**DIRECTIONS:** Check each line of the records below for the word "kabi" and copy those where it appears.
***** RECORD EXTRACTS
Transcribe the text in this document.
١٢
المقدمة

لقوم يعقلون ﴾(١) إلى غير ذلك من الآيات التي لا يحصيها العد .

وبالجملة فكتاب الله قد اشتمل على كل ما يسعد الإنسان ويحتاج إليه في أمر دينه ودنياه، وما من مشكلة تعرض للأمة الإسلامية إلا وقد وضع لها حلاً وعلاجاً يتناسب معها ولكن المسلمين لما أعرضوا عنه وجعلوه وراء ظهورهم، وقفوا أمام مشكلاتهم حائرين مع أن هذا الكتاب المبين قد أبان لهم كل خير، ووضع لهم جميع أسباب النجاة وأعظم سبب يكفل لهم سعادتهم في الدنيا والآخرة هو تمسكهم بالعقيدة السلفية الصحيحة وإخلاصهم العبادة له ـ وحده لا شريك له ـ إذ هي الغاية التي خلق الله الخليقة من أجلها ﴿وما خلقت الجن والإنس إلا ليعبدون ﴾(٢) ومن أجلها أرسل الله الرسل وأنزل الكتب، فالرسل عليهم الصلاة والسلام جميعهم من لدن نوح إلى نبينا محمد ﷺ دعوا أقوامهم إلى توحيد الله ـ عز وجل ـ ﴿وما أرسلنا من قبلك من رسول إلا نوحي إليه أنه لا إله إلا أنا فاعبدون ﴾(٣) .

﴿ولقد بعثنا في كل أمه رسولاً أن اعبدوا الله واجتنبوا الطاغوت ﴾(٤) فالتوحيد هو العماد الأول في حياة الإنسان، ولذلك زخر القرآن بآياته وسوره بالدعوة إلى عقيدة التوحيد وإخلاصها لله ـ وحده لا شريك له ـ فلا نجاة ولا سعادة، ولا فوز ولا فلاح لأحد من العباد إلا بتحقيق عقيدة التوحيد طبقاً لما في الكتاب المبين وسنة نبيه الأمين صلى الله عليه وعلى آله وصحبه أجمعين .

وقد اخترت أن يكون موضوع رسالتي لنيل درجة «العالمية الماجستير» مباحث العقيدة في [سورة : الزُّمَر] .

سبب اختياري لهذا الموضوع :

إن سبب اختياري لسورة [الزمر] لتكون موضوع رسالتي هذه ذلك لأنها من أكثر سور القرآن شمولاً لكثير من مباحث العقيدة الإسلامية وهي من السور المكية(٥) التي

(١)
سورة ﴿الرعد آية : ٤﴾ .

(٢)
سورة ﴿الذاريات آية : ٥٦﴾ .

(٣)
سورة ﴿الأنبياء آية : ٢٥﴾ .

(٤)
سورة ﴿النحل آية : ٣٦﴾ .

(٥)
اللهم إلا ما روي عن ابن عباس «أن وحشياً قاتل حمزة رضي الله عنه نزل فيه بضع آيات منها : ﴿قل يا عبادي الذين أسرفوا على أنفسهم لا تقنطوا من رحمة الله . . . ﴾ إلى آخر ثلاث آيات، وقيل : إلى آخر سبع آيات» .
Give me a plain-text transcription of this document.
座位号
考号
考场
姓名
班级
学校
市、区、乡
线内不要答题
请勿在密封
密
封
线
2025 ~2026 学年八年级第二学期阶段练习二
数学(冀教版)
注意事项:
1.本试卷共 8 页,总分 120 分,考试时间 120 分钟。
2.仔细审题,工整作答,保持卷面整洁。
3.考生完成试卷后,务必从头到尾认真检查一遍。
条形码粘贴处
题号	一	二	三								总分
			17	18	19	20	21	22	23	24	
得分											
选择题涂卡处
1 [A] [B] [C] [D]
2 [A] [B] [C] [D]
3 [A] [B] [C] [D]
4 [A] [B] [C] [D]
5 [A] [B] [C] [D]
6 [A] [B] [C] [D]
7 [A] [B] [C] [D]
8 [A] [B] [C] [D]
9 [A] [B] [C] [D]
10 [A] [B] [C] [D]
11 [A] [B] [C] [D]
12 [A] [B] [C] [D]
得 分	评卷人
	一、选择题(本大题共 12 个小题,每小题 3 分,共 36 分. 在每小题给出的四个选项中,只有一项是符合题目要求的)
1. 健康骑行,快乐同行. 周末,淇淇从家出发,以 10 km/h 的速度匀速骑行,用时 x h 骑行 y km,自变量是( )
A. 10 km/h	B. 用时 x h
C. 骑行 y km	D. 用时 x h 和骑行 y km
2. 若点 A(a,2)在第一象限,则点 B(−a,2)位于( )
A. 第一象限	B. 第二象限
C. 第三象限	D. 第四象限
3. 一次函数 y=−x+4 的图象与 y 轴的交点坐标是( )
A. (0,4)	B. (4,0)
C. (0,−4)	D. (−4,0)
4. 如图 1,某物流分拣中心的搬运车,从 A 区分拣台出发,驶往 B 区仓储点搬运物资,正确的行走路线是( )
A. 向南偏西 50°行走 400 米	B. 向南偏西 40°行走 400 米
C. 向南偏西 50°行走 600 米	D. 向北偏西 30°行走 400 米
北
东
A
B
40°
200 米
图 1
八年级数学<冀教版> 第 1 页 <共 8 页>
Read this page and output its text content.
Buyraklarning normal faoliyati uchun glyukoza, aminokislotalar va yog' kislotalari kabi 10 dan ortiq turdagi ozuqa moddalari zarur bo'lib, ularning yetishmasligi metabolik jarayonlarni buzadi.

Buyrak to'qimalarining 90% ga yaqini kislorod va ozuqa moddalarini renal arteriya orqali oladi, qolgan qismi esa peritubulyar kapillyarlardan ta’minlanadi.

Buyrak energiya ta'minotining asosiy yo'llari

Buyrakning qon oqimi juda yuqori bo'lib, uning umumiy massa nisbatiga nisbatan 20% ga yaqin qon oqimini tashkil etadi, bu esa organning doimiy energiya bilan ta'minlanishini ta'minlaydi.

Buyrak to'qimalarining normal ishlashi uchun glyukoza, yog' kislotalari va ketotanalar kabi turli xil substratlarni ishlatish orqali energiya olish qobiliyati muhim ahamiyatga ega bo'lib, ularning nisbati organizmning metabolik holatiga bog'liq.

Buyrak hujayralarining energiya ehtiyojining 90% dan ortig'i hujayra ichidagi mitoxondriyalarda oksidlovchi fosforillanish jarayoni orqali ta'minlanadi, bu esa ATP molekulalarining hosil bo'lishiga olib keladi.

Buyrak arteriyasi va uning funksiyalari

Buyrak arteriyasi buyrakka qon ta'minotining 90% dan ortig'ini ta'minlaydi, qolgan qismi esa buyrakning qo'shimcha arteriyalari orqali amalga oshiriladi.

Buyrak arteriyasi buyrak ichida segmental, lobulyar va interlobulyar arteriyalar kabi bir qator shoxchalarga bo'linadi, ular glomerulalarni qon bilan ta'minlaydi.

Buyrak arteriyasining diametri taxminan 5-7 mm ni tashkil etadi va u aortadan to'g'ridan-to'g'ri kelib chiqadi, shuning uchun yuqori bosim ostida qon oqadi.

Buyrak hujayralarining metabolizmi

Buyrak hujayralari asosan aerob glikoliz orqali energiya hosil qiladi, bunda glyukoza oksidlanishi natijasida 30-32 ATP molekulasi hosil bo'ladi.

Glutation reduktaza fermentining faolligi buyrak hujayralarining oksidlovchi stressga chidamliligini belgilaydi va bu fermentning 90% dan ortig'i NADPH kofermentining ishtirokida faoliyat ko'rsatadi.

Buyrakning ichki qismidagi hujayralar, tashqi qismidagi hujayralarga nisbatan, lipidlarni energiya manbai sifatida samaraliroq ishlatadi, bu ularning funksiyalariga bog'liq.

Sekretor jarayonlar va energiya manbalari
**********
**TASK ANSWER:**
Buyraklarning normal faoliyati uchun glyukoza, aminokislotalar va yog' kislotalari kabi 10 dan ortiq turdagi ozuqa moddalari zarur bo'lib, ularning yetishmasligi metabolik jarayonlarni buzadi.
Buyrak to'qimalarining normal ishlashi uchun glyukoza, yog' kislotalari va ketotanalar kabi turli xil substratlarni ishlatish orqali energiya olish qobiliyati muhim ahamiyatga ega bo'lib, ularning nisbati organizmning metabolik holatiga bog'liq.
Buyrak arteriyasi buyrak ichida segmental, lobulyar va interlobulyar arteriyalar kabi bir qator shoxchalarga bo'linadi, ular glomerulalarni qon bilan ta'minlaydi.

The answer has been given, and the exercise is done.